▶ **Passage shown**:
Skip to main content

pySymStat: average orientations, including both spatial rotations and projection directions, while accounting for molecular symmetry.

Project description

pySymStat Overview

pySymStat is a Python software package designed to average orientations, including both spatial rotations and projection directions, while accounting for molecular symmetry.

Publications

This program package implements algorithm proposed in the paper The Moments of Orientation Estimations Considering Molecular Symmetry in Cryo-EM.

Installation

CryoSieve is an open-source software, developed using Python. Please access our source code on GitHub.

Installing pySymStat

Install pySymStat by executing the following command with Pip:

pip install pysymstat

Verifying Installation

Open your Python environment, and execute the following command to import the pySymStat package:

import pySymStat

Then, list all functions, classes, and modules included in pySymStat by running:

print(dir(pySymStat))

Tutorial

The function averaging_SO3_G.mean_variance_SO3_G calculates the mean and variance of a given set of spatial rotations represented as unit quaternions. Meanwhile, the function averaging_S2_G.mean_variance_S2_G computes the mean and variance of a given set of projection directions represented as unit vectors. Click the hyperlinks to view the descriptions, help information, source code, and demo script for these two functions.

A set of functions related to these calculations is also provided in this package. Please refer to the Function List section for a comprehensive list.

Function List

conversion.euler_to_quaternion

euler_to_quaternion(src: numpy.ndarray) -> numpy.ndarray
    The `euler_to_quaternion` function converts Euler angles (Relion's convention) to a unit quaternion.
    - `src`: This is a Numpy vector of type `np.float64` with a length of 3, representing `rlnAngleRot`, `rlnAngleTilt`, and `rlnAnglePsi` in Relion's starfile convention.

source demo

conversion.quaternion_to_euler

quaternion_to_euler(src: numpy.ndarray) -> numpy.ndarray
    The `quaternion_to_euler` function converts a unit quaternion to Euler angles (Relion's convention).
    - `src`: This is a Numpy vector of type `np.float64` with a length of 4, which is a quaternion representing a spatial rotation.

source demo

quaternion.quat_conj

quat_conj(q: numpy.ndarray) -> numpy.ndarray
    The `quat_conj` functions calculates the conjugate of an input quaternion.
    - `q`: This is a quaternion and should be a NumPy vector of type `np.float64` with a length of 4.

source demo

quaternion.quat_mult

quat_mult(q1: numpy.ndarray, q2: numpy.ndarray) -> numpy.ndarray
    The `quat_mult` functions calculates the product of two input quaternions.

▶ **Brief**:
Answer these questions from the pySymStat page.
1. What command installs the package with Pip?
2. Which function computes the mean and variance of projection directions represented as unit vectors?
3. What length must the `src` vector passed to `euler_to_quaternion` have?
The listing after the pySymStat page plays no part in this exercise.

▶ **Records shown**:
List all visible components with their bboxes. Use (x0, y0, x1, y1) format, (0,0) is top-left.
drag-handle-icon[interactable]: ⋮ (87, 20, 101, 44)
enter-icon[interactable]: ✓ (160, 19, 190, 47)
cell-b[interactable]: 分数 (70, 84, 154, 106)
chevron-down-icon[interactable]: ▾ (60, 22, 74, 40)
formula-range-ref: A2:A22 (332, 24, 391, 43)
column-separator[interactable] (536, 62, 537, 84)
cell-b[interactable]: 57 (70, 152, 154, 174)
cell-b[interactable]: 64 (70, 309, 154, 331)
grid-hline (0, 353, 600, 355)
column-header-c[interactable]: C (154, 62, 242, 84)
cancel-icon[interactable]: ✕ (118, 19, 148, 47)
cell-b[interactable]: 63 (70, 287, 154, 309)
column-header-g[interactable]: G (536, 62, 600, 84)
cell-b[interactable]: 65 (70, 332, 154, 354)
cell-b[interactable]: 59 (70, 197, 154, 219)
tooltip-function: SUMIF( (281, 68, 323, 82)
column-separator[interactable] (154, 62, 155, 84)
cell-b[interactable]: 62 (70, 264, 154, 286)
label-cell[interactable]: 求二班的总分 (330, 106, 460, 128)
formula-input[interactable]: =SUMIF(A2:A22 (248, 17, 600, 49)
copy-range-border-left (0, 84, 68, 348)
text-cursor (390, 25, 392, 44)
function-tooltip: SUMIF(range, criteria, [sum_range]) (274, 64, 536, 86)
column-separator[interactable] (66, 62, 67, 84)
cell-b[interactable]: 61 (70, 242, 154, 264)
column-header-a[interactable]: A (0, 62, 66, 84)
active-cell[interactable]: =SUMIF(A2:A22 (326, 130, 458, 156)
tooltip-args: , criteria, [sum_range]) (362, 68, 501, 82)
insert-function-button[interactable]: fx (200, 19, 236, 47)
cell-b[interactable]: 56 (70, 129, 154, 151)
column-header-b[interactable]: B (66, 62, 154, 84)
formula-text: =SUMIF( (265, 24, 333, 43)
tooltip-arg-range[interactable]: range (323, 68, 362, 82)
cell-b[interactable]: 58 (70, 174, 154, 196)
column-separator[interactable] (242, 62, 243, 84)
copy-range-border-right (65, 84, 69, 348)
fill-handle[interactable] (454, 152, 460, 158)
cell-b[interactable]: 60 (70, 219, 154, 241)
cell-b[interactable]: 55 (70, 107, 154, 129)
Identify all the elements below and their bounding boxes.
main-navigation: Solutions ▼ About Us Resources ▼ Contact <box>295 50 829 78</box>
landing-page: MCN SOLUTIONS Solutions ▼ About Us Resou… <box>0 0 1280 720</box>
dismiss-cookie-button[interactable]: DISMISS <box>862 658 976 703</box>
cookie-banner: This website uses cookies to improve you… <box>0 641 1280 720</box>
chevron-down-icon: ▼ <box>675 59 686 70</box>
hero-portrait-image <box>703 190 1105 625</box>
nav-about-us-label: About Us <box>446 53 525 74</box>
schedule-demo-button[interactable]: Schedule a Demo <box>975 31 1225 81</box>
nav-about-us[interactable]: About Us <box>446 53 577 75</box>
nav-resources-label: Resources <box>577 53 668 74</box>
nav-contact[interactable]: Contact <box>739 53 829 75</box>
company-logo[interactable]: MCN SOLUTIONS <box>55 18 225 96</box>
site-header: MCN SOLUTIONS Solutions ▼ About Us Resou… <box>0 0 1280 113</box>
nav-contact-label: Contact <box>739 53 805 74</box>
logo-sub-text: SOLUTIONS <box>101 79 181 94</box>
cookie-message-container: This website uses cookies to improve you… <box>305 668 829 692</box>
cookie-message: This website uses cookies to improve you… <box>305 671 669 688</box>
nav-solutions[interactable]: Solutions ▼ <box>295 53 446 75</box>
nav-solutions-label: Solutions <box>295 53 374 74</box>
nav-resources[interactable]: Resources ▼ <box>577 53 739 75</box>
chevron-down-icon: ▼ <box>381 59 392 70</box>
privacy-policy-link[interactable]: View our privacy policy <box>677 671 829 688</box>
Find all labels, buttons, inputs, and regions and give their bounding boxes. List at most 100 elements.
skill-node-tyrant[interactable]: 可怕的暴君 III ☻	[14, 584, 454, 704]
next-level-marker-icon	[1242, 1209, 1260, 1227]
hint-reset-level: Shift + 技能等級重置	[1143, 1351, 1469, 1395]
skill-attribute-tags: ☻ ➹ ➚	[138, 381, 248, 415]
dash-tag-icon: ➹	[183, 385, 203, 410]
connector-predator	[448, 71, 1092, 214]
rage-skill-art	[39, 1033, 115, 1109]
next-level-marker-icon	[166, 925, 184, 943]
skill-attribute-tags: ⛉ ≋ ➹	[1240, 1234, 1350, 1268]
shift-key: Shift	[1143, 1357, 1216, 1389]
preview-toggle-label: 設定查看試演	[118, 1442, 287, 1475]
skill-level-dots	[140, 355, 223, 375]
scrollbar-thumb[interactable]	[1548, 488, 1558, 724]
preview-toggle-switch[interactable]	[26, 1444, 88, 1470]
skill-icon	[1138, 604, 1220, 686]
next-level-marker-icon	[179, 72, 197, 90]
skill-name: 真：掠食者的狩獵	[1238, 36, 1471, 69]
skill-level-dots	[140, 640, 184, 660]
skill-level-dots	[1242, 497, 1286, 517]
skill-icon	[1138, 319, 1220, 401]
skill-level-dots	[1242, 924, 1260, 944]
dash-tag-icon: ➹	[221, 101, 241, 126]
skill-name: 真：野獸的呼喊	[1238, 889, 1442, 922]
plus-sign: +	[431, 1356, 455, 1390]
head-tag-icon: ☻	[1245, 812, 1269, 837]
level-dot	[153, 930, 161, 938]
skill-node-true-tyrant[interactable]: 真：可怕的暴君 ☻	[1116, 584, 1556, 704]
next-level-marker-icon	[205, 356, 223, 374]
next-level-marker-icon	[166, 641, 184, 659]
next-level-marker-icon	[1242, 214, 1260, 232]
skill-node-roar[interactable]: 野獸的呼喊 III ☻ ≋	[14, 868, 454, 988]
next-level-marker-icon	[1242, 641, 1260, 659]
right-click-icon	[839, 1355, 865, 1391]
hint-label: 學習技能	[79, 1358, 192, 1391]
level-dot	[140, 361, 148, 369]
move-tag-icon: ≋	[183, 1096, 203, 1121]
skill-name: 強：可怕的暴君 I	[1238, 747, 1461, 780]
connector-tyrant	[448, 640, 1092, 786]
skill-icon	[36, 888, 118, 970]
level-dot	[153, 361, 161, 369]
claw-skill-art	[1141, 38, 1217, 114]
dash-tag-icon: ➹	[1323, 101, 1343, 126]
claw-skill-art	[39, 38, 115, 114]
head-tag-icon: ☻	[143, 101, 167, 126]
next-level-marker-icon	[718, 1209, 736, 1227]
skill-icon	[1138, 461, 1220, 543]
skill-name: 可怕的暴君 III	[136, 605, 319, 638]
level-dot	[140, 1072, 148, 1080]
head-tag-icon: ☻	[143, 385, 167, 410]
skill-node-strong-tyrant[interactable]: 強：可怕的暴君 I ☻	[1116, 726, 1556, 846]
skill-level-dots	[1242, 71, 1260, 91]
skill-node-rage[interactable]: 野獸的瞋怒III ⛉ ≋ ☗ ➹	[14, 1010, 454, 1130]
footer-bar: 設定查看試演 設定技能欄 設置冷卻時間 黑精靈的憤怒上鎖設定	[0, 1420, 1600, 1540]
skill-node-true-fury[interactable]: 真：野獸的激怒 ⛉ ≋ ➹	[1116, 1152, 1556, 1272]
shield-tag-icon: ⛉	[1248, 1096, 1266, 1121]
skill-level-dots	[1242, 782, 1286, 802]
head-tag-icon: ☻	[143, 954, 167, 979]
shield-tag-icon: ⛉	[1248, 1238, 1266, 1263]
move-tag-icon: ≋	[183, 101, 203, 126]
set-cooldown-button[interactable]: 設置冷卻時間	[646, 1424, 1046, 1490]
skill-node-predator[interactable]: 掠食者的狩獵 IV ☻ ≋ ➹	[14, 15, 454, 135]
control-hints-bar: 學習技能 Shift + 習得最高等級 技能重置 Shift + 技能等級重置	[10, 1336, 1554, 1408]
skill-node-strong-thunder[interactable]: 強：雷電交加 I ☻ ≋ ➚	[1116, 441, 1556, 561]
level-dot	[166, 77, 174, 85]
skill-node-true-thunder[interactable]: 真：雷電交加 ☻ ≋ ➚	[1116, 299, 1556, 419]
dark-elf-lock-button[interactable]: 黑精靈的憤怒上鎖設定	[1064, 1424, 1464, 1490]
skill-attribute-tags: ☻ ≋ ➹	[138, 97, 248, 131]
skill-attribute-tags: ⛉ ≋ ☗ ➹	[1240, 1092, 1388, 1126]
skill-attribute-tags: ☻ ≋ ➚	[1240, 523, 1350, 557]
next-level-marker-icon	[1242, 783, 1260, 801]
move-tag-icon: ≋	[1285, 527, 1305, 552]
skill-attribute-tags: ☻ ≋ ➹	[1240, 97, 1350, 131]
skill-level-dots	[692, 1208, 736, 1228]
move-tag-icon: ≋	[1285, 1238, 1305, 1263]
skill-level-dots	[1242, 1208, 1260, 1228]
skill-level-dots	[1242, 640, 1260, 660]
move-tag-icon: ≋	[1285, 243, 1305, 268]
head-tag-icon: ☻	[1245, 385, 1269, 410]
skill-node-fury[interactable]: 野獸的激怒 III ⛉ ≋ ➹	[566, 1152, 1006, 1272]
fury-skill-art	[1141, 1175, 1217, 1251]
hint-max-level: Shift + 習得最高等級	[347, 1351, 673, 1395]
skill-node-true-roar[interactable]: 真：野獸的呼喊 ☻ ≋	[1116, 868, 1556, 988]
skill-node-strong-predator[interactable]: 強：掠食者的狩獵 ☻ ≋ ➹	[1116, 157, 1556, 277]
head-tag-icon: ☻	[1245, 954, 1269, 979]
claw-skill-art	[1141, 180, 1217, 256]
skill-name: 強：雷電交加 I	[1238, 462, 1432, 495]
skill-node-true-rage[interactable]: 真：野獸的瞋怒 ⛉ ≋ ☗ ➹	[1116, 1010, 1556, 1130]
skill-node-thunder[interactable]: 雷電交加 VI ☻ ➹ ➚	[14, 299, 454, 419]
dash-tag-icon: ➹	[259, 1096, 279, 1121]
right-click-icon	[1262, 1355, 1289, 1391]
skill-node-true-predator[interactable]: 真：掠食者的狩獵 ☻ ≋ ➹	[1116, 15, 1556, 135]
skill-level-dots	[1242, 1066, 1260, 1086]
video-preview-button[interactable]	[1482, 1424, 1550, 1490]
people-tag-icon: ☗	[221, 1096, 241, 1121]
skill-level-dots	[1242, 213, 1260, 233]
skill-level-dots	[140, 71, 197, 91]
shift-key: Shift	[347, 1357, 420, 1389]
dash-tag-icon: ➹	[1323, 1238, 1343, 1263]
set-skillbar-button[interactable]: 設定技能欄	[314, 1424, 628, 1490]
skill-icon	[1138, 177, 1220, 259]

▶ **Answer to the task**:
1. pip install pysymstat
2. averaging_S2_G.mean_variance_S2_G
3. 3